• [Objective] Go through the data below. Pull out every line that has the word "this".

[A block of data]
------------------------------------------------------------------------

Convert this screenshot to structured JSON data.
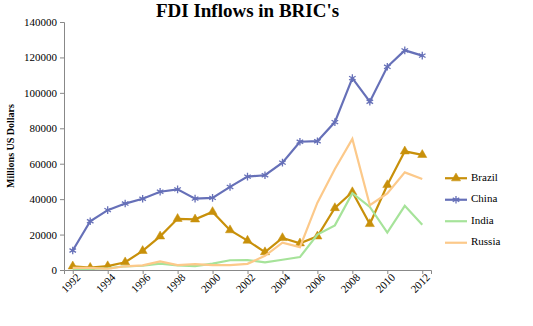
{
  "chart_data": {
    "type": "line",
    "title": "FDI Inflows in BRIC's",
    "y_label": "Millions US Dollars",
    "x": [
      1992,
      1993,
      1994,
      1995,
      1996,
      1997,
      1998,
      1999,
      2000,
      2001,
      2002,
      2003,
      2004,
      2005,
      2006,
      2007,
      2008,
      2009,
      2010,
      2011,
      2012
    ],
    "xlim": [
      1991.5,
      2012.5
    ],
    "xticks": [
      1992,
      1994,
      1996,
      1998,
      2000,
      2002,
      2004,
      2006,
      2008,
      2010,
      2012
    ],
    "ylim": [
      0,
      140000
    ],
    "yticks": [
      0,
      20000,
      40000,
      60000,
      80000,
      100000,
      120000,
      140000
    ],
    "grid": false,
    "legend": "right",
    "series": [
      {
        "name": "Brazil",
        "color": "#c8900a",
        "marker": "triangle",
        "values": [
          2100,
          1300,
          2200,
          4400,
          10800,
          19000,
          28900,
          28600,
          32800,
          22500,
          16600,
          10100,
          18100,
          15100,
          19000,
          35000,
          44000,
          26000,
          48000,
          67000,
          65000
        ]
      },
      {
        "name": "China",
        "color": "#6670b8",
        "marker": "asterisk",
        "values": [
          11000,
          27500,
          33800,
          37500,
          40200,
          44200,
          45500,
          40300,
          40700,
          46900,
          52700,
          53500,
          60600,
          72400,
          72700,
          83500,
          108300,
          95000,
          114700,
          124000,
          121000
        ]
      },
      {
        "name": "India",
        "color": "#a6e39a",
        "marker": "none",
        "values": [
          300,
          600,
          1000,
          2100,
          2400,
          3600,
          2600,
          2200,
          3600,
          5500,
          5600,
          4300,
          5800,
          7300,
          20000,
          25200,
          43400,
          35600,
          21100,
          36200,
          25500
        ]
      },
      {
        "name": "Russia",
        "color": "#fcc98a",
        "marker": "none",
        "values": [
          1200,
          1200,
          700,
          2100,
          2600,
          4900,
          2800,
          3300,
          2700,
          2700,
          3500,
          8000,
          15400,
          12900,
          38000,
          57000,
          74000,
          36600,
          43200,
          55100,
          51400
        ]
      }
    ]
  }
}
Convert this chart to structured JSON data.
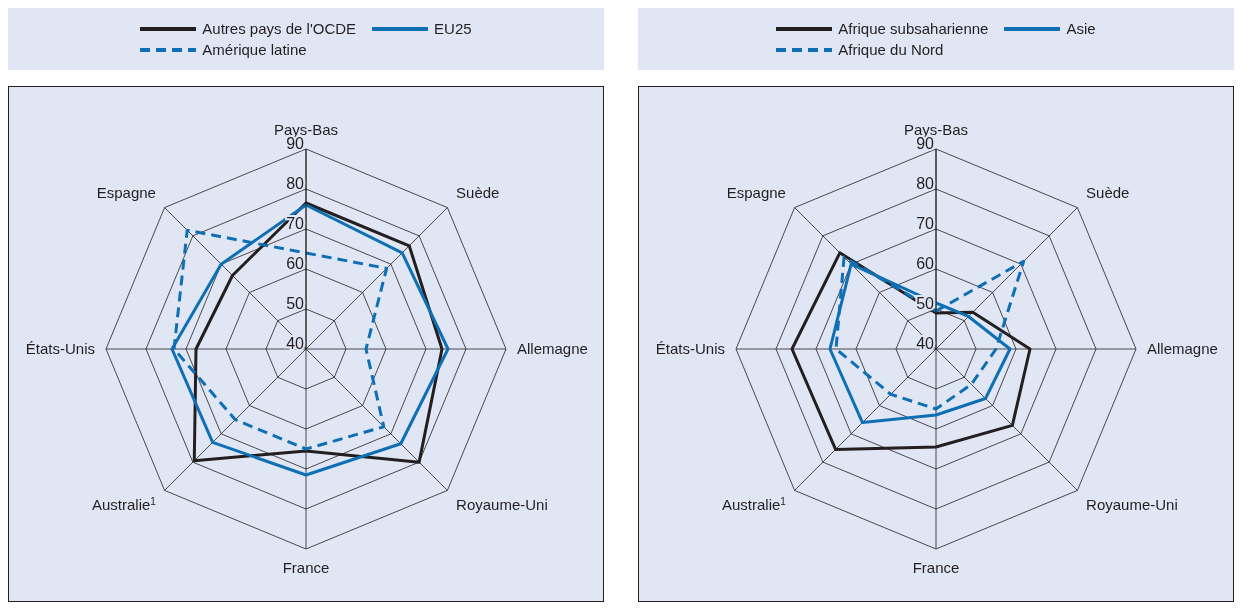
{
  "chart_data": [
    {
      "type": "radar",
      "categories": [
        "Pays-Bas",
        "Suède",
        "Allemagne",
        "Royaume-Uni",
        "France",
        "Australie$^{1}$",
        "États-Unis",
        "Espagne"
      ],
      "ylim": [
        40,
        90
      ],
      "yticks": [
        40,
        50,
        60,
        70,
        80,
        90
      ],
      "grid": true,
      "legend": "top",
      "series": [
        {
          "name": "Autres pays de l'OCDE",
          "color": "#231f20",
          "line_style": "solid",
          "values": [
            76.5,
            76.5,
            74,
            80,
            65.5,
            79.5,
            67.5,
            66
          ]
        },
        {
          "name": "EU25",
          "color": "#0f6fb5",
          "line_style": "solid",
          "values": [
            76,
            74,
            75.5,
            73.5,
            71.5,
            73,
            73.5,
            70
          ]
        },
        {
          "name": "Amérique latine",
          "color": "#0f6fb5",
          "line_style": "dashed",
          "values": [
            64,
            68.5,
            55,
            67.5,
            65,
            65,
            73,
            82
          ]
        }
      ]
    },
    {
      "type": "radar",
      "categories": [
        "Pays-Bas",
        "Suède",
        "Allemagne",
        "Royaume-Uni",
        "France",
        "Australie$^{1}$",
        "États-Unis",
        "Espagne"
      ],
      "ylim": [
        40,
        90
      ],
      "yticks": [
        40,
        50,
        60,
        70,
        80,
        90
      ],
      "grid": true,
      "legend": "top",
      "series": [
        {
          "name": "Afrique subsaharienne",
          "color": "#231f20",
          "line_style": "solid",
          "values": [
            49,
            53,
            63.5,
            67,
            64.5,
            75.5,
            76,
            74
          ]
        },
        {
          "name": "Asie",
          "color": "#0f6fb5",
          "line_style": "solid",
          "values": [
            51.5,
            51.5,
            58.5,
            57.5,
            56.5,
            66,
            66.5,
            70
          ]
        },
        {
          "name": "Afrique du Nord",
          "color": "#0f6fb5",
          "line_style": "dashed",
          "values": [
            49.5,
            71,
            55,
            52.5,
            55,
            56,
            65,
            72.5
          ]
        }
      ]
    }
  ]
}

------------------------------------------------------------------------

• [The output]
Convert this screenshot to structured JSON data.
Convert this chart to structured JSON data.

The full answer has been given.